--- begin GIVEN INFORMATION ---
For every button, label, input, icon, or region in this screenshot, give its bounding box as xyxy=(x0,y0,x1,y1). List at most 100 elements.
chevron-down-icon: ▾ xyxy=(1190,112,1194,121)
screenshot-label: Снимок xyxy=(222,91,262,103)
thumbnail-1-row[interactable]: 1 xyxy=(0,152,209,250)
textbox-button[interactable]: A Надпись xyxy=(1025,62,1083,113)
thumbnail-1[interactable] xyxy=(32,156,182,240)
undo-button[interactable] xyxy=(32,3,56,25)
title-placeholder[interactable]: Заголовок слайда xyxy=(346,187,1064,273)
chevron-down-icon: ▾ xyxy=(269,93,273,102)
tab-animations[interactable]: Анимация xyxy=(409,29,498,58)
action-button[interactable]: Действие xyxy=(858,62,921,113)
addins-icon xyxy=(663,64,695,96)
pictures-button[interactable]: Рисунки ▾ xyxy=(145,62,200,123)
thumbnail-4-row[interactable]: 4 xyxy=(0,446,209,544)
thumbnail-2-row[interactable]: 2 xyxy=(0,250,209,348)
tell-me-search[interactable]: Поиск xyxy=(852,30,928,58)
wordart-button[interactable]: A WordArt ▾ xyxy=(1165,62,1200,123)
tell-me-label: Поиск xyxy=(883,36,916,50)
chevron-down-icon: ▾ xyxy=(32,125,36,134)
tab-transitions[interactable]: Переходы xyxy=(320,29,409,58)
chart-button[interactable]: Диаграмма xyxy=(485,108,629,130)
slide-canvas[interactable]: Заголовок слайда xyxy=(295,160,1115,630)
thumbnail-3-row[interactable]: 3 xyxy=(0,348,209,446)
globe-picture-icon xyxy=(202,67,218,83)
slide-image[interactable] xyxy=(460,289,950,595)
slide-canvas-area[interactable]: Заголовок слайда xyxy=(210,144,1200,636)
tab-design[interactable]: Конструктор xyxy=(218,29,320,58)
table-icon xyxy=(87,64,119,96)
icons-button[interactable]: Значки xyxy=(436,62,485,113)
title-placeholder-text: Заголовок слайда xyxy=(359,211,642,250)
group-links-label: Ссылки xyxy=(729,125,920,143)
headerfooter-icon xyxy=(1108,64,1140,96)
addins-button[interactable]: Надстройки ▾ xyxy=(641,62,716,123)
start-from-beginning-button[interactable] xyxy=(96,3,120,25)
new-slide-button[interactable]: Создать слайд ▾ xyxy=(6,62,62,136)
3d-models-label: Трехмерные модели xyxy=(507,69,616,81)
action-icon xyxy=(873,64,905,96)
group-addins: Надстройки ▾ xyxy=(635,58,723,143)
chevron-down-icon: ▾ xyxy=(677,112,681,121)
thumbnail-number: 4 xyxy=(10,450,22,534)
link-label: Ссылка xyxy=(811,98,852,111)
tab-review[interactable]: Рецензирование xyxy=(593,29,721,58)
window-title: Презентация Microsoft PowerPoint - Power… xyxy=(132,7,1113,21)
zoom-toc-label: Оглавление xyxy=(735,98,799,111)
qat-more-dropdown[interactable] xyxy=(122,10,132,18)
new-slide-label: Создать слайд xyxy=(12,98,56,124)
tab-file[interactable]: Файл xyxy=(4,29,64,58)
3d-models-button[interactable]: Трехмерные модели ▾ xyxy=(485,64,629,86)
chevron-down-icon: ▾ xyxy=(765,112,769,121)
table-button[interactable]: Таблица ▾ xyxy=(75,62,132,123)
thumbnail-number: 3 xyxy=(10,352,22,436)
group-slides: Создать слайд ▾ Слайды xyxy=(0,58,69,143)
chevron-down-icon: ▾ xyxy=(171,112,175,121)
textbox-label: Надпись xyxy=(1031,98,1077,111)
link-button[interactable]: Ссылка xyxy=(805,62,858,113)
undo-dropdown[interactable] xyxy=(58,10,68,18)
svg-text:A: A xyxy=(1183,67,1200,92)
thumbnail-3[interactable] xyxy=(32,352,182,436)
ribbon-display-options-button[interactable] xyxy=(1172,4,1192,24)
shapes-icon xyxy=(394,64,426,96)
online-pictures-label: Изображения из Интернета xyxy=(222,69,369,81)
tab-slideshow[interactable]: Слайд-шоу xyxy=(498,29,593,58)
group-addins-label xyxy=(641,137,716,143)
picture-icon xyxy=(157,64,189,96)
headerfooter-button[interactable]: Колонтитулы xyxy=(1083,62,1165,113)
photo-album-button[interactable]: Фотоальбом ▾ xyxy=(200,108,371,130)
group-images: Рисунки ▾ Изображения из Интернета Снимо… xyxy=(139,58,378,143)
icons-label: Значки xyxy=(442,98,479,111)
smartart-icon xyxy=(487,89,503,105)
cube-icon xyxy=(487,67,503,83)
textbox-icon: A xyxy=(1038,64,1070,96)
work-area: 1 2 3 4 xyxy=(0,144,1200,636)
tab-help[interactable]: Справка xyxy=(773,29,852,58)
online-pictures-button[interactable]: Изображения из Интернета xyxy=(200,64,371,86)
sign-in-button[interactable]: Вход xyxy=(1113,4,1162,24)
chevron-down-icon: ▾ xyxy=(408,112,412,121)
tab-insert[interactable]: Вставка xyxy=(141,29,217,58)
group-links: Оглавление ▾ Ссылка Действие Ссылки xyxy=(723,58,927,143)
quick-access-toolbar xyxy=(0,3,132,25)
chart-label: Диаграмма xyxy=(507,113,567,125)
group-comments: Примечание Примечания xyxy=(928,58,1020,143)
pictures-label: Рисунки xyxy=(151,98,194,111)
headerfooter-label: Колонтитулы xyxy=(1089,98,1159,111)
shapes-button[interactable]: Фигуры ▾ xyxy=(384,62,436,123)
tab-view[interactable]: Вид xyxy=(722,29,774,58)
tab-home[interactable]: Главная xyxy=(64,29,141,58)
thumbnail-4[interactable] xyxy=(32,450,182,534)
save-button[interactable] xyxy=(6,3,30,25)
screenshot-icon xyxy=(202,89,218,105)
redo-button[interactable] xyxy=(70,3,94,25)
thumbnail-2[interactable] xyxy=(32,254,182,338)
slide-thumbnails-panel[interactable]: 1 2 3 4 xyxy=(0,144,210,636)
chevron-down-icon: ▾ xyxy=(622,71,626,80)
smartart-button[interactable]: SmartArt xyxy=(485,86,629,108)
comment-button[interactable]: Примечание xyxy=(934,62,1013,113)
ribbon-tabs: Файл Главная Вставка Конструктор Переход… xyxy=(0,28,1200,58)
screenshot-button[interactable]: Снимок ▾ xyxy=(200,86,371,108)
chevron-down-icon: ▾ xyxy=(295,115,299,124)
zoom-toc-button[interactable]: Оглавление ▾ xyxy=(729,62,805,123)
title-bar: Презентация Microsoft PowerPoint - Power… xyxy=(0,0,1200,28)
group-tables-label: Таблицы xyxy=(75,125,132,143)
--- end GIVEN INFORMATION ---
__WHAT TO PRODUCE__:
Write out all the entries above again, substituting "dropdown-arrow-icon" for each occurrence of "chevron-down-icon" and leaving everything else unchanged.

__CORRECT OUTPUT__:
For every button, label, input, icon, or region in this screenshot, give its bounding box as xyxy=(x0,y0,x1,y1). List at most 100 elements.
dropdown-arrow-icon: ▾ xyxy=(1190,112,1194,121)
screenshot-label: Снимок xyxy=(222,91,262,103)
thumbnail-1-row[interactable]: 1 xyxy=(0,152,209,250)
textbox-button[interactable]: A Надпись xyxy=(1025,62,1083,113)
thumbnail-1[interactable] xyxy=(32,156,182,240)
undo-button[interactable] xyxy=(32,3,56,25)
title-placeholder[interactable]: Заголовок слайда xyxy=(346,187,1064,273)
dropdown-arrow-icon: ▾ xyxy=(269,93,273,102)
tab-animations[interactable]: Анимация xyxy=(409,29,498,58)
action-button[interactable]: Действие xyxy=(858,62,921,113)
addins-icon xyxy=(663,64,695,96)
pictures-button[interactable]: Рисунки ▾ xyxy=(145,62,200,123)
thumbnail-4-row[interactable]: 4 xyxy=(0,446,209,544)
thumbnail-2-row[interactable]: 2 xyxy=(0,250,209,348)
tell-me-search[interactable]: Поиск xyxy=(852,30,928,58)
wordart-button[interactable]: A WordArt ▾ xyxy=(1165,62,1200,123)
tell-me-label: Поиск xyxy=(883,36,916,50)
dropdown-arrow-icon: ▾ xyxy=(32,125,36,134)
tab-transitions[interactable]: Переходы xyxy=(320,29,409,58)
chart-button[interactable]: Диаграмма xyxy=(485,108,629,130)
slide-canvas[interactable]: Заголовок слайда xyxy=(295,160,1115,630)
thumbnail-3-row[interactable]: 3 xyxy=(0,348,209,446)
globe-picture-icon xyxy=(202,67,218,83)
slide-image[interactable] xyxy=(460,289,950,595)
slide-canvas-area[interactable]: Заголовок слайда xyxy=(210,144,1200,636)
tab-design[interactable]: Конструктор xyxy=(218,29,320,58)
table-icon xyxy=(87,64,119,96)
icons-button[interactable]: Значки xyxy=(436,62,485,113)
title-placeholder-text: Заголовок слайда xyxy=(359,211,642,250)
group-links-label: Ссылки xyxy=(729,125,920,143)
headerfooter-icon xyxy=(1108,64,1140,96)
addins-button[interactable]: Надстройки ▾ xyxy=(641,62,716,123)
start-from-beginning-button[interactable] xyxy=(96,3,120,25)
new-slide-button[interactable]: Создать слайд ▾ xyxy=(6,62,62,136)
3d-models-label: Трехмерные модели xyxy=(507,69,616,81)
action-icon xyxy=(873,64,905,96)
group-addins: Надстройки ▾ xyxy=(635,58,723,143)
dropdown-arrow-icon: ▾ xyxy=(677,112,681,121)
thumbnail-number: 4 xyxy=(10,450,22,534)
link-label: Ссылка xyxy=(811,98,852,111)
tab-review[interactable]: Рецензирование xyxy=(593,29,721,58)
window-title: Презентация Microsoft PowerPoint - Power… xyxy=(132,7,1113,21)
zoom-toc-label: Оглавление xyxy=(735,98,799,111)
qat-more-dropdown[interactable] xyxy=(122,10,132,18)
new-slide-label: Создать слайд xyxy=(12,98,56,124)
tab-file[interactable]: Файл xyxy=(4,29,64,58)
3d-models-button[interactable]: Трехмерные модели ▾ xyxy=(485,64,629,86)
dropdown-arrow-icon: ▾ xyxy=(765,112,769,121)
table-button[interactable]: Таблица ▾ xyxy=(75,62,132,123)
thumbnail-number: 3 xyxy=(10,352,22,436)
group-slides: Создать слайд ▾ Слайды xyxy=(0,58,69,143)
dropdown-arrow-icon: ▾ xyxy=(171,112,175,121)
textbox-label: Надпись xyxy=(1031,98,1077,111)
link-button[interactable]: Ссылка xyxy=(805,62,858,113)
undo-dropdown[interactable] xyxy=(58,10,68,18)
svg-text:A: A xyxy=(1183,67,1200,92)
thumbnail-3[interactable] xyxy=(32,352,182,436)
ribbon-display-options-button[interactable] xyxy=(1172,4,1192,24)
shapes-icon xyxy=(394,64,426,96)
online-pictures-label: Изображения из Интернета xyxy=(222,69,369,81)
tab-slideshow[interactable]: Слайд-шоу xyxy=(498,29,593,58)
group-addins-label xyxy=(641,137,716,143)
picture-icon xyxy=(157,64,189,96)
headerfooter-button[interactable]: Колонтитулы xyxy=(1083,62,1165,113)
photo-album-button[interactable]: Фотоальбом ▾ xyxy=(200,108,371,130)
group-images: Рисунки ▾ Изображения из Интернета Снимо… xyxy=(139,58,378,143)
icons-label: Значки xyxy=(442,98,479,111)
smartart-icon xyxy=(487,89,503,105)
cube-icon xyxy=(487,67,503,83)
textbox-icon: A xyxy=(1038,64,1070,96)
work-area: 1 2 3 4 xyxy=(0,144,1200,636)
tab-help[interactable]: Справка xyxy=(773,29,852,58)
online-pictures-button[interactable]: Изображения из Интернета xyxy=(200,64,371,86)
sign-in-button[interactable]: Вход xyxy=(1113,4,1162,24)
dropdown-arrow-icon: ▾ xyxy=(408,112,412,121)
tab-insert[interactable]: Вставка xyxy=(141,29,217,58)
group-links: Оглавление ▾ Ссылка Действие Ссылки xyxy=(723,58,927,143)
quick-access-toolbar xyxy=(0,3,132,25)
chart-label: Диаграмма xyxy=(507,113,567,125)
group-comments: Примечание Примечания xyxy=(928,58,1020,143)
pictures-label: Рисунки xyxy=(151,98,194,111)
headerfooter-label: Колонтитулы xyxy=(1089,98,1159,111)
shapes-button[interactable]: Фигуры ▾ xyxy=(384,62,436,123)
tab-view[interactable]: Вид xyxy=(722,29,774,58)
tab-home[interactable]: Главная xyxy=(64,29,141,58)
thumbnail-4[interactable] xyxy=(32,450,182,534)
save-button[interactable] xyxy=(6,3,30,25)
screenshot-icon xyxy=(202,89,218,105)
redo-button[interactable] xyxy=(70,3,94,25)
thumbnail-2[interactable] xyxy=(32,254,182,338)
slide-thumbnails-panel[interactable]: 1 2 3 4 xyxy=(0,144,210,636)
dropdown-arrow-icon: ▾ xyxy=(622,71,626,80)
smartart-button[interactable]: SmartArt xyxy=(485,86,629,108)
comment-button[interactable]: Примечание xyxy=(934,62,1013,113)
ribbon-tabs: Файл Главная Вставка Конструктор Переход… xyxy=(0,28,1200,58)
screenshot-button[interactable]: Снимок ▾ xyxy=(200,86,371,108)
dropdown-arrow-icon: ▾ xyxy=(295,115,299,124)
zoom-toc-button[interactable]: Оглавление ▾ xyxy=(729,62,805,123)
title-bar: Презентация Microsoft PowerPoint - Power… xyxy=(0,0,1200,28)
group-tables-label: Таблицы xyxy=(75,125,132,143)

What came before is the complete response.